__EXERCISE GOAL__. Look for the word "malignant" in the entries and copy each line where it appears.
============
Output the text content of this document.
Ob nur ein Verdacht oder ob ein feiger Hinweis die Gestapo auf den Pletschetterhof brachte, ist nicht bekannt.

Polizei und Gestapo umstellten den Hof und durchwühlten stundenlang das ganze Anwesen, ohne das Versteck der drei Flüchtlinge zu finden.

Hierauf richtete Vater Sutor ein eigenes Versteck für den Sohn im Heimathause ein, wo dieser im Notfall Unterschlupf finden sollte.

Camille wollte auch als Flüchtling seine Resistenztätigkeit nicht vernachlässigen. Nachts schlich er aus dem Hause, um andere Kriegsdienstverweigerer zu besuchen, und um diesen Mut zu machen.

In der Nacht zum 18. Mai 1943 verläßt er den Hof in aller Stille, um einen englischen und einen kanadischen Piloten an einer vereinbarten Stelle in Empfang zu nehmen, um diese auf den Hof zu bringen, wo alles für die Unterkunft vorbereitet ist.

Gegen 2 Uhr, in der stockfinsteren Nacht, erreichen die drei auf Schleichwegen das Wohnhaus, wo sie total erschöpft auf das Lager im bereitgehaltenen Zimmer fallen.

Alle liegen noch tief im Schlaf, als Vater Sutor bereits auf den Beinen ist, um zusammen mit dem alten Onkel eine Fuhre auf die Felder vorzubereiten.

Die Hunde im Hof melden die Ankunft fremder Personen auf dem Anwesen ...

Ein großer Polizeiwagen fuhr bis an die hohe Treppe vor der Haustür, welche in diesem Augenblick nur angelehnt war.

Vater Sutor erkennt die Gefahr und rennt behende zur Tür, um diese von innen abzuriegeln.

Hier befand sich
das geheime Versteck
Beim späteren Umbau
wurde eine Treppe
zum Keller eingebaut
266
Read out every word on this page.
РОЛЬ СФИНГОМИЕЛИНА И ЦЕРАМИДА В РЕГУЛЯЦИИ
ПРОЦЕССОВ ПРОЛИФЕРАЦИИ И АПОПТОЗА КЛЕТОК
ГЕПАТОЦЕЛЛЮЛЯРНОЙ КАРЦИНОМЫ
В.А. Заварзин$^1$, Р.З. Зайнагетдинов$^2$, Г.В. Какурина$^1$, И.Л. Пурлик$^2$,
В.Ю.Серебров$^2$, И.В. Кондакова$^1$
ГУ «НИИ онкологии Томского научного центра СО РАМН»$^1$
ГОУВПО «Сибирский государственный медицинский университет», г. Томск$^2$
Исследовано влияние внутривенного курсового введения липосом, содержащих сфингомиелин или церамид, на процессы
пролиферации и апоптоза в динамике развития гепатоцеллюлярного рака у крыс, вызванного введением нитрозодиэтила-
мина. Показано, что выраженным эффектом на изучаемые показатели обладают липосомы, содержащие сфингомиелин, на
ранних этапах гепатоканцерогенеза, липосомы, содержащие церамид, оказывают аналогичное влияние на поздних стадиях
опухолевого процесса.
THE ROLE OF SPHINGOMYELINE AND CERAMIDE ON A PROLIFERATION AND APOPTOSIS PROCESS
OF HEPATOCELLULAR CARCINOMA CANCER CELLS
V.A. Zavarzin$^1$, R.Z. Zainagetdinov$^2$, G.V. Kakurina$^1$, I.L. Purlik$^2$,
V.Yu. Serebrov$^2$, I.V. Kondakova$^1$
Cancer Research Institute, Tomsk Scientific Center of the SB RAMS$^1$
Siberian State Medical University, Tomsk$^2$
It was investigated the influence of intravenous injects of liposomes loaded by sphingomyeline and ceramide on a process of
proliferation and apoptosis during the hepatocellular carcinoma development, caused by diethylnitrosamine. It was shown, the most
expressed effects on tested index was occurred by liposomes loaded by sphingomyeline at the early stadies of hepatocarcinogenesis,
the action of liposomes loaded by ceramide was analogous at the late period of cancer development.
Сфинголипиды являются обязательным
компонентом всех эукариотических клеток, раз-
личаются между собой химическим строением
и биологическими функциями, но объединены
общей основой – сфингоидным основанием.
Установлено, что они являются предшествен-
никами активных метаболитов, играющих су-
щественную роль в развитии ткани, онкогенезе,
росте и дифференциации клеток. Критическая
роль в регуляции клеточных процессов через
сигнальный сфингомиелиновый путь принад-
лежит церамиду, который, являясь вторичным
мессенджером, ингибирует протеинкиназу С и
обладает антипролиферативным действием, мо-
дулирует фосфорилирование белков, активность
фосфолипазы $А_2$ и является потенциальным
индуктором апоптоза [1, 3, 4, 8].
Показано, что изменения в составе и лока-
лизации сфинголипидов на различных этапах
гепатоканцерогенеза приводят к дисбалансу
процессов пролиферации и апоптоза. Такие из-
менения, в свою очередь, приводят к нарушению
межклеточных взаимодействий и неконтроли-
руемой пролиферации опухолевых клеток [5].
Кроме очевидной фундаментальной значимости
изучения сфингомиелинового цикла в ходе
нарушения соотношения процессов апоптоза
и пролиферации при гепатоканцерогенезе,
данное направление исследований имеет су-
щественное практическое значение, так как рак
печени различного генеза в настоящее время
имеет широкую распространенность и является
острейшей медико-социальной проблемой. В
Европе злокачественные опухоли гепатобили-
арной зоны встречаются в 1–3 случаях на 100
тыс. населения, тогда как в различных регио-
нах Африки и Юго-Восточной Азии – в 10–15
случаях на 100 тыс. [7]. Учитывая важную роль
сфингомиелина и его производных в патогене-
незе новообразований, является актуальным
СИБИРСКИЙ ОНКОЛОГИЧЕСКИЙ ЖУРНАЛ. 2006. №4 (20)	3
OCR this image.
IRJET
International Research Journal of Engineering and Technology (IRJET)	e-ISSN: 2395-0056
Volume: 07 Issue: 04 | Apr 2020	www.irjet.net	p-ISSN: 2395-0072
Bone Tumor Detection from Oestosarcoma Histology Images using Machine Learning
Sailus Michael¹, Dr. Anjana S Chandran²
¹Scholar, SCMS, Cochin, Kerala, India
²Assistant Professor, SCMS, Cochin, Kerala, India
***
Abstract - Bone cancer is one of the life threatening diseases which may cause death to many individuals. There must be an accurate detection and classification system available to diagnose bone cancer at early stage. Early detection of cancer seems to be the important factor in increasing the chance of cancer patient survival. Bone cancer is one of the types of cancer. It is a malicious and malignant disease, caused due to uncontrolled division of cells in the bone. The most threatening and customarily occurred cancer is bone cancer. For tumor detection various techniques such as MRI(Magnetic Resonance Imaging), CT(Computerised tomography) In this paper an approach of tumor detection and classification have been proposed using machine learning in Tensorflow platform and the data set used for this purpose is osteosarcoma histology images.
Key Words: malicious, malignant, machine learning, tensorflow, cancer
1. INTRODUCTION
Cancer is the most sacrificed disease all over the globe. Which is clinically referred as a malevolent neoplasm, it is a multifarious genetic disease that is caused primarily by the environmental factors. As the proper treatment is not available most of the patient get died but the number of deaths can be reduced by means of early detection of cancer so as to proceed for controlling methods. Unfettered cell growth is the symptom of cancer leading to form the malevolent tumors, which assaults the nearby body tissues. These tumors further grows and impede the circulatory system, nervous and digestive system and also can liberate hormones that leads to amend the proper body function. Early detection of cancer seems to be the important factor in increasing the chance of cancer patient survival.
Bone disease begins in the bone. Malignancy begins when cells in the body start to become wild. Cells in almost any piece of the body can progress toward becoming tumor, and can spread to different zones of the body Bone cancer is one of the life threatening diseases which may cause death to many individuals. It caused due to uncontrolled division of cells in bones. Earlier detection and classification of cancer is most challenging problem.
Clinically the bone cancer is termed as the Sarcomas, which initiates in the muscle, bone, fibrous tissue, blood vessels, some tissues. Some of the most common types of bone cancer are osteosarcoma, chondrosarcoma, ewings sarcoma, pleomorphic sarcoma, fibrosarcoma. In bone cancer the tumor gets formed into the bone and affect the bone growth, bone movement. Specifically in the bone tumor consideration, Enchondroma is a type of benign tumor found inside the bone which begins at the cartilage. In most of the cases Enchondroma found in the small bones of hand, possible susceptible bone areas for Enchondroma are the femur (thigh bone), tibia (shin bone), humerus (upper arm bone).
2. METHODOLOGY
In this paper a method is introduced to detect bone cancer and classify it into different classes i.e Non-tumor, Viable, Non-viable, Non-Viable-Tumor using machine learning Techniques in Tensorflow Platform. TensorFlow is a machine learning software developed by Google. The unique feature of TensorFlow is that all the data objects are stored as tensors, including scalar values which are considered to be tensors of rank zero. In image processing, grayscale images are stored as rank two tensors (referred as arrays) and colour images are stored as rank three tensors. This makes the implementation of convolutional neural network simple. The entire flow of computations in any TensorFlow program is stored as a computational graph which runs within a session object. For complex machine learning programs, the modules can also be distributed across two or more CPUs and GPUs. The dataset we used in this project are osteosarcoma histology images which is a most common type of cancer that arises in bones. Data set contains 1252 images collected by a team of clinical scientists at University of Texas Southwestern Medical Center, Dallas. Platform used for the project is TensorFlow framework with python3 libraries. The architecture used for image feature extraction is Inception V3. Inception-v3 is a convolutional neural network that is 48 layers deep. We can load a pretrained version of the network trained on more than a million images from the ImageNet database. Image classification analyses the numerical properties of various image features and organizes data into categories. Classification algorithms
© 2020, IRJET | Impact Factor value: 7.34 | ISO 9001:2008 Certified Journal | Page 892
============
__WORKED SOLUTION__.
Abstract - Bone cancer is one of the life threatening diseases which may cause death to many individuals. There must be an accurate detection and classification system available to diagnose bone cancer at early stage. Early detection of cancer seems to be the important factor in increasing the chance of cancer patient survival. Bone cancer is one of the types of cancer. It is a malicious and malignant disease, caused due to uncontrolled division of cells in the bone. The most threatening and customarily occurred cancer is bone cancer. For tumor detection various techniques such as MRI(Magnetic Resonance Imaging), CT(Computerised tomography) In this paper an approach of tumor detection and classification have been proposed using machine learning in Tensorflow platform and the data set used for this purpose is osteosarcoma histology images.
Key Words: malicious, malignant, machine learning, tensorflow, cancer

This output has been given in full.